§ **Objective**:
Select the lines that contain "name" and copy each of them.

§ **Chart and figure data**:
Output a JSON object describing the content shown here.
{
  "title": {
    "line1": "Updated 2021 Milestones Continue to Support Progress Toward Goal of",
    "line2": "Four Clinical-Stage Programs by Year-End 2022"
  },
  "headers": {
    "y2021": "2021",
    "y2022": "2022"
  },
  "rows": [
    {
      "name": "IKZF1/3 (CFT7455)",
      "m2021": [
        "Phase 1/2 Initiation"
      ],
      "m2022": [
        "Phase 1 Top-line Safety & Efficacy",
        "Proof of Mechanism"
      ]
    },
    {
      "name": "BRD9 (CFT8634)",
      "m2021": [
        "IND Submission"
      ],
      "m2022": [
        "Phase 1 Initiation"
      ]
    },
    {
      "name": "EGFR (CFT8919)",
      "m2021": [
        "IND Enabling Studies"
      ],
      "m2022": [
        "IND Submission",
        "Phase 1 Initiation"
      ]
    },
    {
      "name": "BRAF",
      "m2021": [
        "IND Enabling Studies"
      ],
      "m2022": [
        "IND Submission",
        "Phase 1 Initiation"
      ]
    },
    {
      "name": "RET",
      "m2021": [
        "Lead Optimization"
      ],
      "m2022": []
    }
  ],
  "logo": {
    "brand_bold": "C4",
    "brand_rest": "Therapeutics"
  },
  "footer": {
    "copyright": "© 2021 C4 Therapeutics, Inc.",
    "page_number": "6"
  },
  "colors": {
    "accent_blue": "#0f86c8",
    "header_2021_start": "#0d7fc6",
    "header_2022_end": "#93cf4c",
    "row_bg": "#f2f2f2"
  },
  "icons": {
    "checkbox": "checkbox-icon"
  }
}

§ **Completed exercise**:
      "name": "IKZF1/3 (CFT7455)",
      "name": "BRD9 (CFT8634)",
      "name": "EGFR (CFT8919)",
      "name": "BRAF",
      "name": "RET",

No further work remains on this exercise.